_EXERCISE:_
Omit the pictures and return every entry exactly as written.

------------------------------------------------

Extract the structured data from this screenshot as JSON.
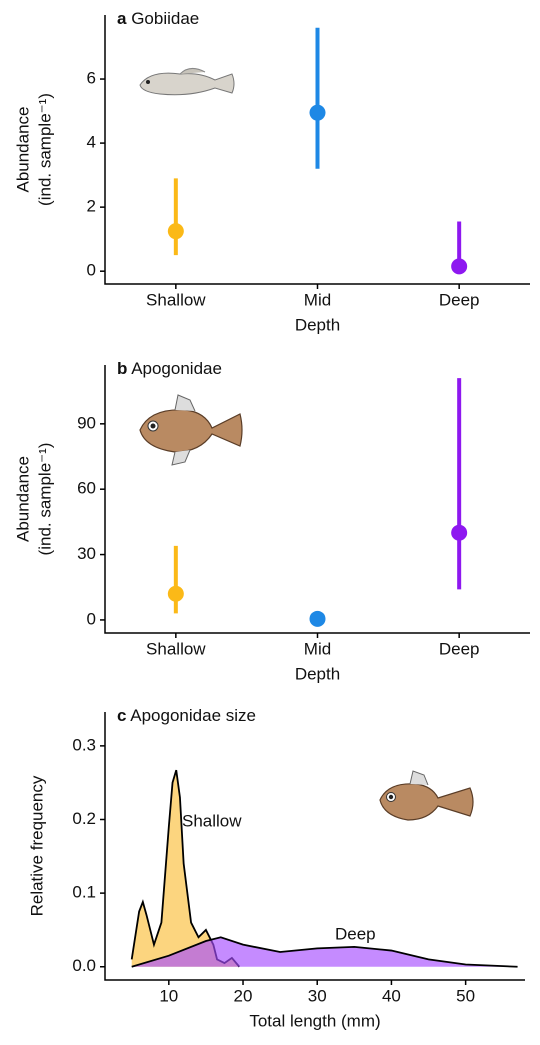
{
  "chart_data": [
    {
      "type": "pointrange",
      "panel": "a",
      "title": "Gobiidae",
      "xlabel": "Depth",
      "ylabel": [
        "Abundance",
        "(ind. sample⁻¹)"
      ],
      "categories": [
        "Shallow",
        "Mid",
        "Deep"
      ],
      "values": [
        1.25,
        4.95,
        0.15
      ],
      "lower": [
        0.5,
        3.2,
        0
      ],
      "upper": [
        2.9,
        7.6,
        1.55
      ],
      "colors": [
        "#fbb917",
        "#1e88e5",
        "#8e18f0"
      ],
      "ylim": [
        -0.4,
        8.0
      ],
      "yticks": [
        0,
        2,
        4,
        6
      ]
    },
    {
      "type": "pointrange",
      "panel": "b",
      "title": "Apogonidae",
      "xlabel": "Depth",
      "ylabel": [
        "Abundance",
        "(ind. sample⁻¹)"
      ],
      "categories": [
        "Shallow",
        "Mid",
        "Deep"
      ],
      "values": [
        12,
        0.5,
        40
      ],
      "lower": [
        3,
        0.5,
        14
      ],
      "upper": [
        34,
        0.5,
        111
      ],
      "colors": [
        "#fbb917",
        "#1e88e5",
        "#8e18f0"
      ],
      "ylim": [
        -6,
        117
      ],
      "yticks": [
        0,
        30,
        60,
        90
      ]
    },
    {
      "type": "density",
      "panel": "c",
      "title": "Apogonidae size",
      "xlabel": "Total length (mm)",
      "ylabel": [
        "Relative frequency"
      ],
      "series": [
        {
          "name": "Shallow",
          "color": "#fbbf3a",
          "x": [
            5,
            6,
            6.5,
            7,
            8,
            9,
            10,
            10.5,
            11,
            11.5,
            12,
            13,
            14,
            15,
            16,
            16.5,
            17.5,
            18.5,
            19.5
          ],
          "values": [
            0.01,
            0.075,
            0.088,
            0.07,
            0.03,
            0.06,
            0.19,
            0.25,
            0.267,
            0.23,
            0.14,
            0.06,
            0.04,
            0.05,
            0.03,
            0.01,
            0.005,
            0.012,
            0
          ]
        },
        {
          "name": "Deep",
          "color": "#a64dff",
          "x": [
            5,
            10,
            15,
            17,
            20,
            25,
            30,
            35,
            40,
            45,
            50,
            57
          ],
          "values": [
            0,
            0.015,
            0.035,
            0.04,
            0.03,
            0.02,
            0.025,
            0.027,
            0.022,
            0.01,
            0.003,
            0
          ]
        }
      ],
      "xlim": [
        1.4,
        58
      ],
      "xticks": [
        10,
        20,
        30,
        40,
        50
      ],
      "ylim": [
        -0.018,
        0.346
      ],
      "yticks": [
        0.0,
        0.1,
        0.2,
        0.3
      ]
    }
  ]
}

------------------------------------------------

_OUTPUT:_
Extract the structured data from this screenshot as JSON.
{
  "chart_data": [
    {
      "type": "pointrange",
      "panel": "a",
      "title": "Gobiidae",
      "xlabel": "Depth",
      "ylabel": [
        "Abundance",
        "(ind. sample⁻¹)"
      ],
      "categories": [
        "Shallow",
        "Mid",
        "Deep"
      ],
      "values": [
        1.25,
        4.95,
        0.15
      ],
      "lower": [
        0.5,
        3.2,
        0
      ],
      "upper": [
        2.9,
        7.6,
        1.55
      ],
      "colors": [
        "#fbb917",
        "#1e88e5",
        "#8e18f0"
      ],
      "ylim": [
        -0.4,
        8.0
      ],
      "yticks": [
        0,
        2,
        4,
        6
      ]
    },
    {
      "type": "pointrange",
      "panel": "b",
      "title": "Apogonidae",
      "xlabel": "Depth",
      "ylabel": [
        "Abundance",
        "(ind. sample⁻¹)"
      ],
      "categories": [
        "Shallow",
        "Mid",
        "Deep"
      ],
      "values": [
        12,
        0.5,
        40
      ],
      "lower": [
        3,
        0.5,
        14
      ],
      "upper": [
        34,
        0.5,
        111
      ],
      "colors": [
        "#fbb917",
        "#1e88e5",
        "#8e18f0"
      ],
      "ylim": [
        -6,
        117
      ],
      "yticks": [
        0,
        30,
        60,
        90
      ]
    },
    {
      "type": "density",
      "panel": "c",
      "title": "Apogonidae size",
      "xlabel": "Total length (mm)",
      "ylabel": [
        "Relative frequency"
      ],
      "series": [
        {
          "name": "Shallow",
          "color": "#fbbf3a",
          "x": [
            5,
            6,
            6.5,
            7,
            8,
            9,
            10,
            10.5,
            11,
            11.5,
            12,
            13,
            14,
            15,
            16,
            16.5,
            17.5,
            18.5,
            19.5
          ],
          "values": [
            0.01,
            0.075,
            0.088,
            0.07,
            0.03,
            0.06,
            0.19,
            0.25,
            0.267,
            0.23,
            0.14,
            0.06,
            0.04,
            0.05,
            0.03,
            0.01,
            0.005,
            0.012,
            0
          ]
        },
        {
          "name": "Deep",
          "color": "#a64dff",
          "x": [
            5,
            10,
            15,
            17,
            20,
            25,
            30,
            35,
            40,
            45,
            50,
            57
          ],
          "values": [
            0,
            0.015,
            0.035,
            0.04,
            0.03,
            0.02,
            0.025,
            0.027,
            0.022,
            0.01,
            0.003,
            0
          ]
        }
      ],
      "xlim": [
        1.4,
        58
      ],
      "xticks": [
        10,
        20,
        30,
        40,
        50
      ],
      "ylim": [
        -0.018,
        0.346
      ],
      "yticks": [
        0.0,
        0.1,
        0.2,
        0.3
      ]
    }
  ]
}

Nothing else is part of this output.